▶ Requirement
What lines of the data include the string "مقاتل"? Copy them all.

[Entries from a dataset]
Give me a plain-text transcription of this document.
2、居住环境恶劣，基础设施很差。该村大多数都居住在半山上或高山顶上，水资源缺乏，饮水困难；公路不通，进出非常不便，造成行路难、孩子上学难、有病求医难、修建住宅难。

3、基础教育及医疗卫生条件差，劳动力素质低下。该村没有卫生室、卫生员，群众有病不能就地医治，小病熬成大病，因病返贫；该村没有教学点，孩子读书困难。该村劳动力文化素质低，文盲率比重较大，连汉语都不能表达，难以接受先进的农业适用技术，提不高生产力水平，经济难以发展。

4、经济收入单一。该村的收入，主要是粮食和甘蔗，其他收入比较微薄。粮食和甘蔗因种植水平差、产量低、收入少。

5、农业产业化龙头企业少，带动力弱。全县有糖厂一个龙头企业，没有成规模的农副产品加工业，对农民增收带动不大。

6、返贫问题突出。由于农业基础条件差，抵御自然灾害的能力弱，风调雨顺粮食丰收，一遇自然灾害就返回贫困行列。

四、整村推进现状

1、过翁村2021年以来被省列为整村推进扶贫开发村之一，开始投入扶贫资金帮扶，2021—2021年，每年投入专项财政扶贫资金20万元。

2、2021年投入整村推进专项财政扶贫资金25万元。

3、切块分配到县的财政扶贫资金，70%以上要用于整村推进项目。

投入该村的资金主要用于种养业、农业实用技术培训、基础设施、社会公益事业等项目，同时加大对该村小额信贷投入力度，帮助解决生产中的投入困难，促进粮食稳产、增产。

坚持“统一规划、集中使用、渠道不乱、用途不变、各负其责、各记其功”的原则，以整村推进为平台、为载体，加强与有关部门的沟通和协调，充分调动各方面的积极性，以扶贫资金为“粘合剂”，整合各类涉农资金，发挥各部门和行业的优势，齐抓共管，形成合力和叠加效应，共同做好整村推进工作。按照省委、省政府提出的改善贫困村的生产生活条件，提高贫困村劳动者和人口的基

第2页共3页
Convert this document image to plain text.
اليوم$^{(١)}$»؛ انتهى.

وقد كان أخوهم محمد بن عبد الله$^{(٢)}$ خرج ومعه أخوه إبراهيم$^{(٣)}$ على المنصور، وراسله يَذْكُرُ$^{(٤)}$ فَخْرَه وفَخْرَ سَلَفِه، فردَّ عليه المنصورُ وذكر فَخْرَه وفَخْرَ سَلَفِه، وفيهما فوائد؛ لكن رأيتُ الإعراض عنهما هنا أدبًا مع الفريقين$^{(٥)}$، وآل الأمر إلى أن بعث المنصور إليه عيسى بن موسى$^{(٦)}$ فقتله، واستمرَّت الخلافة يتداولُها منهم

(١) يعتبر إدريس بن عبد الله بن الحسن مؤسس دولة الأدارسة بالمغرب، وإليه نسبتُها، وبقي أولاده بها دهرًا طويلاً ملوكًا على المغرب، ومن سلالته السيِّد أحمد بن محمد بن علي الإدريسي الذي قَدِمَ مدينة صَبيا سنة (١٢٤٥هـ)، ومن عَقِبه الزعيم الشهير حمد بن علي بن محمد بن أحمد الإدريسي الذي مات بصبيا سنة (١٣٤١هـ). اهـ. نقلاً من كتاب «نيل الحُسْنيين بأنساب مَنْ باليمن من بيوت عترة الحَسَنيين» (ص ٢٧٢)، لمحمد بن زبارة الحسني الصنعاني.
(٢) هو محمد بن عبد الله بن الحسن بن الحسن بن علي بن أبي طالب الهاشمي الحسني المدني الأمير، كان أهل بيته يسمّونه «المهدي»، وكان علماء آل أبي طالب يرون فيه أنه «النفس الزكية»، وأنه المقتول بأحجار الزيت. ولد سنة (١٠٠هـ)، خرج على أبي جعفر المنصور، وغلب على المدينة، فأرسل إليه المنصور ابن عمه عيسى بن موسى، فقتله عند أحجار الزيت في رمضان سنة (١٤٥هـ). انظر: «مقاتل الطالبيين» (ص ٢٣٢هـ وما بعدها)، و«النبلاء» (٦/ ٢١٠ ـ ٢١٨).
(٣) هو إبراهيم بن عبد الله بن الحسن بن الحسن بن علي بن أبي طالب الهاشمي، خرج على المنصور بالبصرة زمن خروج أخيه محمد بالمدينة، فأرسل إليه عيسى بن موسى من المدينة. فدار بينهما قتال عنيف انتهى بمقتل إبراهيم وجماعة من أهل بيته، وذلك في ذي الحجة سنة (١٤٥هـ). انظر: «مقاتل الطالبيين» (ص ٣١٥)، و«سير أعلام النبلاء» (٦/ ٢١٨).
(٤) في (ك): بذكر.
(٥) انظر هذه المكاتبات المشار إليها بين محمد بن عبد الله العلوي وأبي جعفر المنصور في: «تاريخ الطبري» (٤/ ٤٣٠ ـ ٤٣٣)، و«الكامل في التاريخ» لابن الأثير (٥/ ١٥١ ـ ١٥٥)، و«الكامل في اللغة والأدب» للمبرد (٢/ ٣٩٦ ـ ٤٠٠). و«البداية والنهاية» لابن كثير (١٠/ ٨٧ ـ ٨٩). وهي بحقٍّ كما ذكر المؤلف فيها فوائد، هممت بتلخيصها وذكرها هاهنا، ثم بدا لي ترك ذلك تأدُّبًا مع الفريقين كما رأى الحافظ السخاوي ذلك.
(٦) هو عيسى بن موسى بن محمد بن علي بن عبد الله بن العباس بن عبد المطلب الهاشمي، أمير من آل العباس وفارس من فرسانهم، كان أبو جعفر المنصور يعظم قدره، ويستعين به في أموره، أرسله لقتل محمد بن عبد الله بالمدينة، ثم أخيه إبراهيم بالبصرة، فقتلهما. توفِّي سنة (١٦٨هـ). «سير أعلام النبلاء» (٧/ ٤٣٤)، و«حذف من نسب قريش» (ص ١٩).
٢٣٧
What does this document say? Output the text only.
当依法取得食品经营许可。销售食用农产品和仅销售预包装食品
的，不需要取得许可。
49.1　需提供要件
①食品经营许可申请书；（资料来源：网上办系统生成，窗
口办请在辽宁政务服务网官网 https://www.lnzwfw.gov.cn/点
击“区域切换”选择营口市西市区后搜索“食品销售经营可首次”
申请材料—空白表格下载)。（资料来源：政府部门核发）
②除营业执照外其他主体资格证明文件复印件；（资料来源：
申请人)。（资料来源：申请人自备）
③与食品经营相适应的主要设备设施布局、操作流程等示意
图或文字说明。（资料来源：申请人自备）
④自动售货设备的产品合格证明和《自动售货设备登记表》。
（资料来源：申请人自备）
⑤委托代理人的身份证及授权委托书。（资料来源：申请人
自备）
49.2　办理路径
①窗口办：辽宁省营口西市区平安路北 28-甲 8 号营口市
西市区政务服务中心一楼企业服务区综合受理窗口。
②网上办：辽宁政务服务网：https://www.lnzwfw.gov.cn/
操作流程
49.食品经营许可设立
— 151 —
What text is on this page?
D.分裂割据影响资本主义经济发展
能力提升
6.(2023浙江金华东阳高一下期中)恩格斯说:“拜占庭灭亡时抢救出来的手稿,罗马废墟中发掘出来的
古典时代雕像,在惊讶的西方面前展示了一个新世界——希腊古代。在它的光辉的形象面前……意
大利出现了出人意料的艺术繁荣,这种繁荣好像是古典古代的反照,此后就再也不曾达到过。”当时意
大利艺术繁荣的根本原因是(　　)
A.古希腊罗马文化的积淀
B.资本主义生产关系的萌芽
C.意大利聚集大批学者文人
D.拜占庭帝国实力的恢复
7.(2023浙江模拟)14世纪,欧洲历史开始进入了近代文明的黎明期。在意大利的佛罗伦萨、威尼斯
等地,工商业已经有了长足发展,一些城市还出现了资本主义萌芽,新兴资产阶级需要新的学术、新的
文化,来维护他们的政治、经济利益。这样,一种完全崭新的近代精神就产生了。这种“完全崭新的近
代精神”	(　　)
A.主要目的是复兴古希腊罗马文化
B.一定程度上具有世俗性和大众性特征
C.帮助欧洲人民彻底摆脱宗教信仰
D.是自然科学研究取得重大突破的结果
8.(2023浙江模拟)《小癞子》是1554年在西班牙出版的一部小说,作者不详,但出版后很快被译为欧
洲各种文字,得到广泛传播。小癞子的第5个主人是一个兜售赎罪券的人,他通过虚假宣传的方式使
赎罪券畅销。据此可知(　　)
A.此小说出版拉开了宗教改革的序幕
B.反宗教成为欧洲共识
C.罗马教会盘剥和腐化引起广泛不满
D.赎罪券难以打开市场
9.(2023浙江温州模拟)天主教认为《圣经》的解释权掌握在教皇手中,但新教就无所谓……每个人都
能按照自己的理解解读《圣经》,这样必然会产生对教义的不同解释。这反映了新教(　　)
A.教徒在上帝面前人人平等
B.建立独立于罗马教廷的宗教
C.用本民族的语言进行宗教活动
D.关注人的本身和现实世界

▶ The result
(٢) هو محمد بن عبد الله بن الحسن بن الحسن بن علي بن أبي طالب الهاشمي الحسني المدني الأمير، كان أهل بيته يسمّونه «المهدي»، وكان علماء آل أبي طالب يرون فيه أنه «النفس الزكية»، وأنه المقتول بأحجار الزيت. ولد سنة (١٠٠هـ)، خرج على أبي جعفر المنصور، وغلب على المدينة، فأرسل إليه المنصور ابن عمه عيسى بن موسى، فقتله عند أحجار الزيت في رمضان سنة (١٤٥هـ). انظر: «مقاتل الطالبيين» (ص ٢٣٢هـ وما بعدها)، و«النبلاء» (٦/ ٢١٠ ـ ٢١٨).
(٣) هو إبراهيم بن عبد الله بن الحسن بن الحسن بن علي بن أبي طالب الهاشمي، خرج على المنصور بالبصرة زمن خروج أخيه محمد بالمدينة، فأرسل إليه عيسى بن موسى من المدينة. فدار بينهما قتال عنيف انتهى بمقتل إبراهيم وجماعة من أهل بيته، وذلك في ذي الحجة سنة (١٤٥هـ). انظر: «مقاتل الطالبيين» (ص ٣١٥)، و«سير أعلام النبلاء» (٦/ ٢١٨).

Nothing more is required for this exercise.